Using the material that follows, identify and copy each line with the string "umowy".

---------- The records

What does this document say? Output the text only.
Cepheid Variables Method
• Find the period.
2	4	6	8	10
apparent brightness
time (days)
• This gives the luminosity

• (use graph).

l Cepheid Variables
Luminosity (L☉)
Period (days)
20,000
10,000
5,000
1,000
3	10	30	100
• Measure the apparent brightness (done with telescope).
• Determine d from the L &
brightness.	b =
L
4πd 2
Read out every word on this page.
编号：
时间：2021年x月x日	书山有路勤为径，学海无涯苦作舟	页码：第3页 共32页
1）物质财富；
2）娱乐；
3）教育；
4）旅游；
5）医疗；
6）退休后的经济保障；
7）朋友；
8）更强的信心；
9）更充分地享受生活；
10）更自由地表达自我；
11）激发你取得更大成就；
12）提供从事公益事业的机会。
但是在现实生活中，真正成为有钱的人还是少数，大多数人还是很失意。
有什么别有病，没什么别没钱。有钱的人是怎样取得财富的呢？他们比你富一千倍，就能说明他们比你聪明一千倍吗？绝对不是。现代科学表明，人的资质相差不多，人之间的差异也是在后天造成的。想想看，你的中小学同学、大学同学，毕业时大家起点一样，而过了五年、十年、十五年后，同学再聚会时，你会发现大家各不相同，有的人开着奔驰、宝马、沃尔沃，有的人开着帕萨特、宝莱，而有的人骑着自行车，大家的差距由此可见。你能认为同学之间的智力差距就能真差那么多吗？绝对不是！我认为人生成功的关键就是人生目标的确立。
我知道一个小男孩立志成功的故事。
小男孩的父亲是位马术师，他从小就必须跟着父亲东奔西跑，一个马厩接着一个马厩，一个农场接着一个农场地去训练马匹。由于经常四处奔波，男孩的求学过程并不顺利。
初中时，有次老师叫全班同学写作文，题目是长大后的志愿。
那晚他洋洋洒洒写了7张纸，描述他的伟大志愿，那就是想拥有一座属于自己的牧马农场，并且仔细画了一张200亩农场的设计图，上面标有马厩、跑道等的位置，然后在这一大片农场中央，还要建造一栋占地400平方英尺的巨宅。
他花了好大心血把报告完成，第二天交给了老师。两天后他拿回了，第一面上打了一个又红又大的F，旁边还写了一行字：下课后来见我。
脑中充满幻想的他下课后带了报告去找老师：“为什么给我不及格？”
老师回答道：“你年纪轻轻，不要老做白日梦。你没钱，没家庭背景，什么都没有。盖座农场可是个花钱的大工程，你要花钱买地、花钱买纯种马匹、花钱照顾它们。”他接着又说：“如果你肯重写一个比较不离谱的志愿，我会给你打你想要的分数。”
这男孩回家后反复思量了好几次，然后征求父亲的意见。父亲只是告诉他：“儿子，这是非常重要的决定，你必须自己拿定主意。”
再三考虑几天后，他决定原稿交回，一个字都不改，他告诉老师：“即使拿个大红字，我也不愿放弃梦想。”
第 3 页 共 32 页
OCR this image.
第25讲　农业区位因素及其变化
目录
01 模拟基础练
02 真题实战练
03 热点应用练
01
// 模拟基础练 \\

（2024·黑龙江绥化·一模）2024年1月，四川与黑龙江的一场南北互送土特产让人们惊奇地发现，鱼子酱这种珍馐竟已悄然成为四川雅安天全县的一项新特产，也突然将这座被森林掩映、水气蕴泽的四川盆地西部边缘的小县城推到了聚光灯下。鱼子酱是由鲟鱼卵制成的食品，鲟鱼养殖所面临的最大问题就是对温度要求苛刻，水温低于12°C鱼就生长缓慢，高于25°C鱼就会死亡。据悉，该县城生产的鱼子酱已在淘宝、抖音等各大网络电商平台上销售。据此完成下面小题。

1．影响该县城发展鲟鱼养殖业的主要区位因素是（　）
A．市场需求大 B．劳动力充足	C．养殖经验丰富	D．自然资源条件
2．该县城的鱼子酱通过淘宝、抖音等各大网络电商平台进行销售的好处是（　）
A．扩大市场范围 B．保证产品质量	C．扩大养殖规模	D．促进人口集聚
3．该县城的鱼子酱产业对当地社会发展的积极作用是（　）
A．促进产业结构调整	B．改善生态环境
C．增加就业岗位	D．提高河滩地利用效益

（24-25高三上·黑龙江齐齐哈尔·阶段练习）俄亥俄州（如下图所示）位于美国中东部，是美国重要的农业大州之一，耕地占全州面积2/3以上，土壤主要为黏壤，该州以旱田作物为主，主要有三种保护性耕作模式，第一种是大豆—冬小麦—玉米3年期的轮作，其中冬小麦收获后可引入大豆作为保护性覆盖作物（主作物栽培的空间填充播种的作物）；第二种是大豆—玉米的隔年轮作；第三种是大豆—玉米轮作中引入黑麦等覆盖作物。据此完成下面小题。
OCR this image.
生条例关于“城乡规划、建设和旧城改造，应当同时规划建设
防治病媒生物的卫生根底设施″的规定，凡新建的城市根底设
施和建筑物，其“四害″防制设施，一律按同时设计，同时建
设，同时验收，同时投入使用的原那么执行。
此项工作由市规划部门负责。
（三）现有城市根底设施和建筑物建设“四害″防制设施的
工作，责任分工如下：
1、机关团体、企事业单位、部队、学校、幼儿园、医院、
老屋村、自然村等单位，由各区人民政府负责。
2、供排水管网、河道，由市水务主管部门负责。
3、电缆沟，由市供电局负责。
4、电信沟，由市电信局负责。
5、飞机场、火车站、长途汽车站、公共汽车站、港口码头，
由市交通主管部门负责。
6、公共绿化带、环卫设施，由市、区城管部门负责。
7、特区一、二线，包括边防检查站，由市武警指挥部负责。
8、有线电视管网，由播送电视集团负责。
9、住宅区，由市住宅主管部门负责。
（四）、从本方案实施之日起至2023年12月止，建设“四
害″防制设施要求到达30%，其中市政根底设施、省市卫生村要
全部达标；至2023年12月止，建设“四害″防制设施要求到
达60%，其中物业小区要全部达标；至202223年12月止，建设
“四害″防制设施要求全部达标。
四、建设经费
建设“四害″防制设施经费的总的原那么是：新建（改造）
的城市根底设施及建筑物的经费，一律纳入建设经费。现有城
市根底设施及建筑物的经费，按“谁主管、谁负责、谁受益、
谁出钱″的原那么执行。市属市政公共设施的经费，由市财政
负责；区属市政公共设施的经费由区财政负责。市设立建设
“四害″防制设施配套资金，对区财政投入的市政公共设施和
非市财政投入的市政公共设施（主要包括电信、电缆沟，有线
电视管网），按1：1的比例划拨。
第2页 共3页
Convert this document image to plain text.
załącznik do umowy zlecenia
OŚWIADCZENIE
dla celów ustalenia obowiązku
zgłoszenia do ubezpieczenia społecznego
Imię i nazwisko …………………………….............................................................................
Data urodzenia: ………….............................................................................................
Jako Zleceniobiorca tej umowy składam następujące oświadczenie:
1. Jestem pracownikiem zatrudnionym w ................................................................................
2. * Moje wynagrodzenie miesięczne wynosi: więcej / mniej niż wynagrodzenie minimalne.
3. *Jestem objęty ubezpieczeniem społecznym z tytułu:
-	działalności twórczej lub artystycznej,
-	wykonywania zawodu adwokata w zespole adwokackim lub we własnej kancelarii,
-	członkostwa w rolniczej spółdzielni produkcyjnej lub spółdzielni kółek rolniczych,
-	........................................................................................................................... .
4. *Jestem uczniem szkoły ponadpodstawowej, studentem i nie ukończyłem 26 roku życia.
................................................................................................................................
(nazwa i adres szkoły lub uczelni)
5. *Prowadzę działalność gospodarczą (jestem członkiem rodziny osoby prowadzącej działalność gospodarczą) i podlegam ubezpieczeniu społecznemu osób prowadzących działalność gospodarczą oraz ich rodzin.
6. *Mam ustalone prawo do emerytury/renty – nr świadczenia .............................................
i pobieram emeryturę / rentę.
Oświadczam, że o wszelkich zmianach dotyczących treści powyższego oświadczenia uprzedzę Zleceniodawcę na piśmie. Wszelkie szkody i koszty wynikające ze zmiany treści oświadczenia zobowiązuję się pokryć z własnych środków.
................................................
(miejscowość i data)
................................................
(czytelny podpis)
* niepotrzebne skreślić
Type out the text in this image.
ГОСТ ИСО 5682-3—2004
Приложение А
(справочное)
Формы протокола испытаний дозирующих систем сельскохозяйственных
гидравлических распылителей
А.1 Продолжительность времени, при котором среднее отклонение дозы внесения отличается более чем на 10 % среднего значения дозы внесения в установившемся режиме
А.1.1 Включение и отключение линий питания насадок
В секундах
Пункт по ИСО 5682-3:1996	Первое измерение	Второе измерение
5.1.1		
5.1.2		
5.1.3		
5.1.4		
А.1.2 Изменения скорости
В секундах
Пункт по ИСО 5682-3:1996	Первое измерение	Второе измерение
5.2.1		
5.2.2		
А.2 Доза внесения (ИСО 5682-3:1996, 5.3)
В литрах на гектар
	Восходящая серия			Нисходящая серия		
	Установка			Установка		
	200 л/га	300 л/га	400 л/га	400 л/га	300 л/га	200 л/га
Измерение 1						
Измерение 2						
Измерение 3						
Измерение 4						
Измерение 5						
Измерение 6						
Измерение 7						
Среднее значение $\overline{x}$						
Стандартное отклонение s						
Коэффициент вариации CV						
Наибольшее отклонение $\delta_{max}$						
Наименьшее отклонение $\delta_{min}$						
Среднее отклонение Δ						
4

--------------------

Reply:
załącznik do umowy zlecenia
Jako Zleceniobiorca tej umowy składam następujące oświadczenie:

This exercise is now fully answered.